Page excerpt:

────────────────

Since we’ll be using GraphLab, lets convert these in SFrames.

import graphlab
train_data = graphlab.SFrame(ratings_base)
test_data = graphlab.SFrame(ratings_test)

We can use this data for training and testing. Now that we have gathered all the data available. Note that here we have user behaviour as well as attributes of the users and movies. So we can make content based as well as collaborative filtering algorithms.

3. A Simple Popularity Model

Lets start with making a popularity based model, i.e. the one where all the users have same recommendation based on the most popular choices. We’ll use the  graphlab recommender functions popularity_recommender for this.

We can train a recommendation as:

popularity_model = graphlab.popularity_recommender.create(train_data, user_id='user_id', item_id='movie_id', target='rating')

────────────────

Listed records:
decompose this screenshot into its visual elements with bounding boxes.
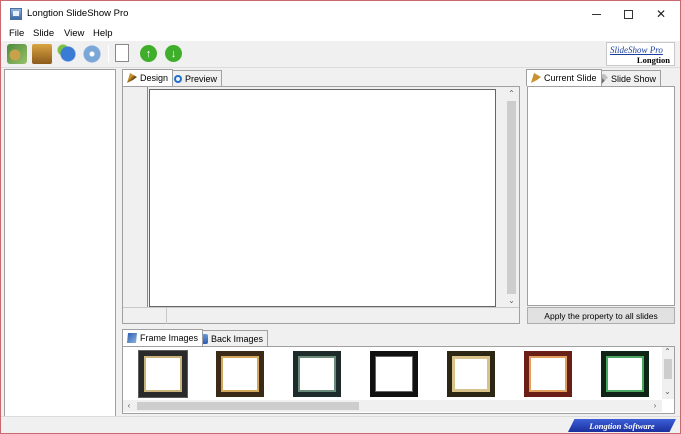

────────────────

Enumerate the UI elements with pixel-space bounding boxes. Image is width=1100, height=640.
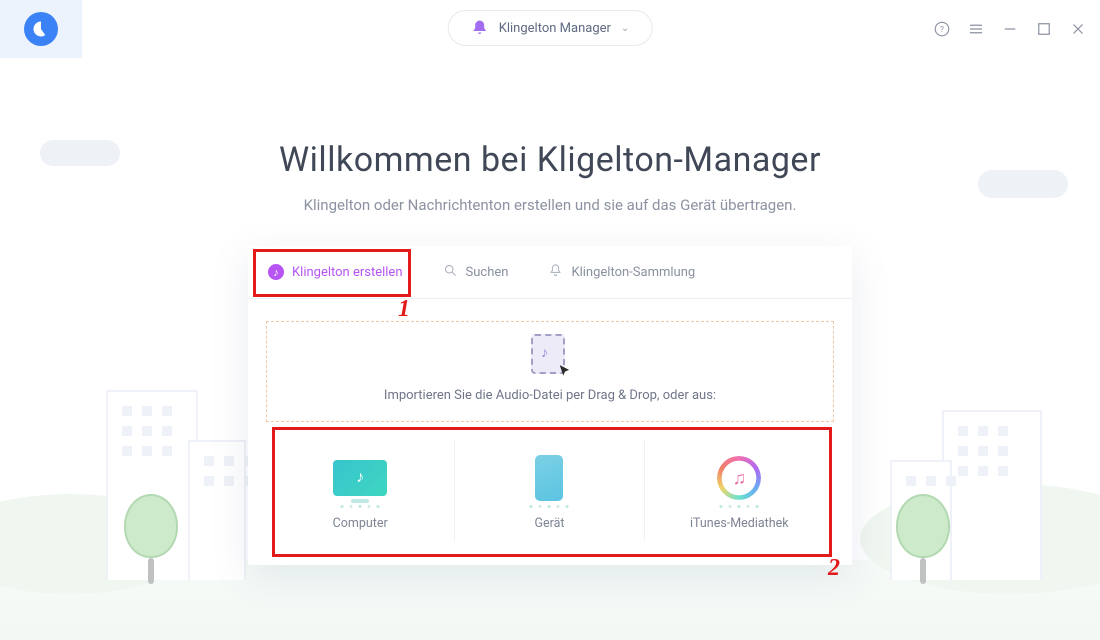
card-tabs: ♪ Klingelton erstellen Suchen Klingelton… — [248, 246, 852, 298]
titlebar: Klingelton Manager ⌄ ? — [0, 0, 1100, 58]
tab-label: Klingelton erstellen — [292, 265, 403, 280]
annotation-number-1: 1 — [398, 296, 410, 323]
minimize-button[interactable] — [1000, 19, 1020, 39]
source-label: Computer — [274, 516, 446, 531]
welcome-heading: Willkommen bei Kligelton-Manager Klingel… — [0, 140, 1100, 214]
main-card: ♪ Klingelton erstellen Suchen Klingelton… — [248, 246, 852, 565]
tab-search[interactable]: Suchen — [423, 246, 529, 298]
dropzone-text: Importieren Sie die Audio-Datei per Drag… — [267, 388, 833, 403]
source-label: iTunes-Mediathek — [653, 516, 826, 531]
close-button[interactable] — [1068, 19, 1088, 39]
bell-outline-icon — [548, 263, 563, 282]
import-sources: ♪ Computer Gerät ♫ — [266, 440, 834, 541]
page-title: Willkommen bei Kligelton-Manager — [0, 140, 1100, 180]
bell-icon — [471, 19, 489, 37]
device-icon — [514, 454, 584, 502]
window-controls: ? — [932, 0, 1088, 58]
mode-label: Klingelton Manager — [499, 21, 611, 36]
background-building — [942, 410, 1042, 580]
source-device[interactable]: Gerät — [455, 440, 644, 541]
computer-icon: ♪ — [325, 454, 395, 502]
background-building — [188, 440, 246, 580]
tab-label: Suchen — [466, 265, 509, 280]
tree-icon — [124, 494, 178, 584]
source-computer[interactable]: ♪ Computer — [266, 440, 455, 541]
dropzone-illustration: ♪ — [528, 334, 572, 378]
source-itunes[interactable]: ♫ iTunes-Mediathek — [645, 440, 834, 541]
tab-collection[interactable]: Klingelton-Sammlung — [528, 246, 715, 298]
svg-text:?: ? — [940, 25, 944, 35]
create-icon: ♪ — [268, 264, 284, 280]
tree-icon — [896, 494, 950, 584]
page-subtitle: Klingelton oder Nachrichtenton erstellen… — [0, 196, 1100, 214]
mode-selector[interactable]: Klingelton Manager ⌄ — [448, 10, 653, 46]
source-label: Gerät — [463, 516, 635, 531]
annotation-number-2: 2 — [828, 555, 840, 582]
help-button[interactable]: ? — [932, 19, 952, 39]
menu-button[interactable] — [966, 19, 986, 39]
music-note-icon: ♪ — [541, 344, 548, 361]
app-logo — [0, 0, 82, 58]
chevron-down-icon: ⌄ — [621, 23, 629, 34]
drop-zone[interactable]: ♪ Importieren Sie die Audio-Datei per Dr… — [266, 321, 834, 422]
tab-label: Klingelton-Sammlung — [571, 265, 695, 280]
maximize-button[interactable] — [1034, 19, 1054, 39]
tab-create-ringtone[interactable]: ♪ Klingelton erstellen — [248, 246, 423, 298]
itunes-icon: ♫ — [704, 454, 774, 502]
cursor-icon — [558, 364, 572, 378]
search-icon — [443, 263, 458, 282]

────────────────

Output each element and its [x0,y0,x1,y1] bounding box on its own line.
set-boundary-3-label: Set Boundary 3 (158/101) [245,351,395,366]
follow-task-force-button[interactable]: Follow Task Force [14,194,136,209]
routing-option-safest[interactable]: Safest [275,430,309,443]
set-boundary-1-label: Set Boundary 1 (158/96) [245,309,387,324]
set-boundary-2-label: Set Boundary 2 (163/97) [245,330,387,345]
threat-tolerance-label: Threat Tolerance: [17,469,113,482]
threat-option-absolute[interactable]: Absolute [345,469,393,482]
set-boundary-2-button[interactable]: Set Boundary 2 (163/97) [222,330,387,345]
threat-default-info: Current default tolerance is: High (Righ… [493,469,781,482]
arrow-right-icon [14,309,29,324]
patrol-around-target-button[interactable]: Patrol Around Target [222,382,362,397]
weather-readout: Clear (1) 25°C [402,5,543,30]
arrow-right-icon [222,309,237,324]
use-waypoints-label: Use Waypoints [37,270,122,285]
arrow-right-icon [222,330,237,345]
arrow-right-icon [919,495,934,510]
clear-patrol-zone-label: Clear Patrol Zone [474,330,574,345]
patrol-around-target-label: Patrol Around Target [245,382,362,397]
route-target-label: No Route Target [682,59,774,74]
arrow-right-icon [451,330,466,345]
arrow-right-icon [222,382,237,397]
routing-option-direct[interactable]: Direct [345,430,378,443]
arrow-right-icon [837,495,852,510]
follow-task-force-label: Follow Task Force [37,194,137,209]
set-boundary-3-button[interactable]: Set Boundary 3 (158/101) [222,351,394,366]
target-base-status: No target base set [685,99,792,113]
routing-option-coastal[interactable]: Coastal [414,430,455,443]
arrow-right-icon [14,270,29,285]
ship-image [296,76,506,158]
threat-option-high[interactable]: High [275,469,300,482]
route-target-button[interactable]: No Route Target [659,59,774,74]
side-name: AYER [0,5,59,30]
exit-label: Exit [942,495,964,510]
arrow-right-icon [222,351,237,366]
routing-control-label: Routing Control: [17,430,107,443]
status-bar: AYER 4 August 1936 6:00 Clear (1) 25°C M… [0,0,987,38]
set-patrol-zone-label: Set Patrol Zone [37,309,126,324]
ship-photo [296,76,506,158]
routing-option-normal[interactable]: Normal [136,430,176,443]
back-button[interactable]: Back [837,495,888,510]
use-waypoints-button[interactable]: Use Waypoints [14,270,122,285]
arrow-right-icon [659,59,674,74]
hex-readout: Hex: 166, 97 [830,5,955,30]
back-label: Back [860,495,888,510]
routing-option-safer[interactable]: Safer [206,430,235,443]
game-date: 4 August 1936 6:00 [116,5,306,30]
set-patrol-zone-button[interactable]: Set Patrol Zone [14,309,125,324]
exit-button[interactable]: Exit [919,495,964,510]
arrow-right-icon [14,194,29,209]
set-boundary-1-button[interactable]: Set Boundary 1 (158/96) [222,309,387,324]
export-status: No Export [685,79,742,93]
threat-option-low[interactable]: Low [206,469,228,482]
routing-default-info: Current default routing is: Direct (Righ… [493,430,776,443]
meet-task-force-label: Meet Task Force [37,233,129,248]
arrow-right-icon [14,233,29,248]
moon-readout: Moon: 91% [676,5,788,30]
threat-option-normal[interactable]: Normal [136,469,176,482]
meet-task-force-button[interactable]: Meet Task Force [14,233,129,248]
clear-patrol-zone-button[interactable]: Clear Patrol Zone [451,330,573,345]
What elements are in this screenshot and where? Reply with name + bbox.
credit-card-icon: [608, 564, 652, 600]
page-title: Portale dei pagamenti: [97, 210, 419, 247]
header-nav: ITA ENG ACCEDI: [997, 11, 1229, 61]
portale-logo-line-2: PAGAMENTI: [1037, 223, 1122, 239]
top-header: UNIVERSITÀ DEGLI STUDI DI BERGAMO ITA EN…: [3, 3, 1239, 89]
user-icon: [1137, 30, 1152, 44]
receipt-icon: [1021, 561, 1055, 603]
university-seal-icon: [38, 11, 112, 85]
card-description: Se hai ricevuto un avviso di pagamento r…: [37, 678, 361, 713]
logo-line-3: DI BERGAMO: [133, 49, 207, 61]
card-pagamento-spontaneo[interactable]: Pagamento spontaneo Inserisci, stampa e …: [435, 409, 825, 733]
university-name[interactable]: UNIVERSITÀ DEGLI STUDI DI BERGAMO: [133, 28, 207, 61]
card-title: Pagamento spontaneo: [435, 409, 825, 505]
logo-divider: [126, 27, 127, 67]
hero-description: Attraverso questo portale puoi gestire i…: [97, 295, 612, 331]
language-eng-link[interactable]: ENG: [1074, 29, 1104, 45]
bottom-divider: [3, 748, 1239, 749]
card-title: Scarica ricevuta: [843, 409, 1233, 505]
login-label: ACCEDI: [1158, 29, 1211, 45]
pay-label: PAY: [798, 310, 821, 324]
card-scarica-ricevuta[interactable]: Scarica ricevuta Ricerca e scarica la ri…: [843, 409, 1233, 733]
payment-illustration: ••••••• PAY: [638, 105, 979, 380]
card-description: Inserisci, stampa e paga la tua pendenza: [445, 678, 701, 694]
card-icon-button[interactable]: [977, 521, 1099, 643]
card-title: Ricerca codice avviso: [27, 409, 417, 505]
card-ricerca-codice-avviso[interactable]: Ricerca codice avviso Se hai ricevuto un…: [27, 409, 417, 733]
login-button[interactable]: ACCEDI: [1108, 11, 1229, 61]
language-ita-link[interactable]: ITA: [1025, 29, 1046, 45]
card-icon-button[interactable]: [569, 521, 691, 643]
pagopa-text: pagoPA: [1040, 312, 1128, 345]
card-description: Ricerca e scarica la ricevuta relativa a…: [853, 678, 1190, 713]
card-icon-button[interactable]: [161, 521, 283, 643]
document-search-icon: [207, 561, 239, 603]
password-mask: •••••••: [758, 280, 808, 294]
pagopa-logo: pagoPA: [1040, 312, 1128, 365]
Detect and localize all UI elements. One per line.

────────────────

What you need to do:
1. Render this sentence from the GraphLab tutorial excerpt in Spanish: "Note that here we have user behaviour as well as attributes of the users and movies."
2. Proceed with the GraphLab recommender tutorial, picking up right after the line that creates popularity_model.

Results by task:
1. Tenga en cuenta que aquí tenemos el comportamiento de los usuarios, así como los atributos de los usuarios y de las películas.

2.
Arguments:

  • train_data: the SFrame which contains the required data
  • user_id: the column name which represents each user ID
  • item_id: the column name which represents each item to be recommended
  • target: the column name representing scores/ratings given by the user

Lets use this model to make top 5 recommendations for first 5 users and see what comes out:

#Get recommendations for first 5 users and print them
#users = range(1,6) specifies user ID of first 5 users
#k=5 specifies top 5 recommendations to be given
popularity_recomm = popularity_model.recommend(users=range(1,6),k=5)
popularity_recomm.print_rows(num_rows=25)

Did you notice something? The recommendations for all users are same – 1500,1201,1189,1122,814 in the same order. This can be verified by checking the movies with highest mean recommendations in our ratings_base data set:

ratings_base.groupby(by='movie_id')['rating'].mean().sort_values(ascending=False).head(20)

This confirms that all the recommended movies have an average rating of 5, i.e. all the users who watched the movie gave a top rating. Thus we can see that our popularity system works as expected. But it is good enough? We’ll analyze it in detail later.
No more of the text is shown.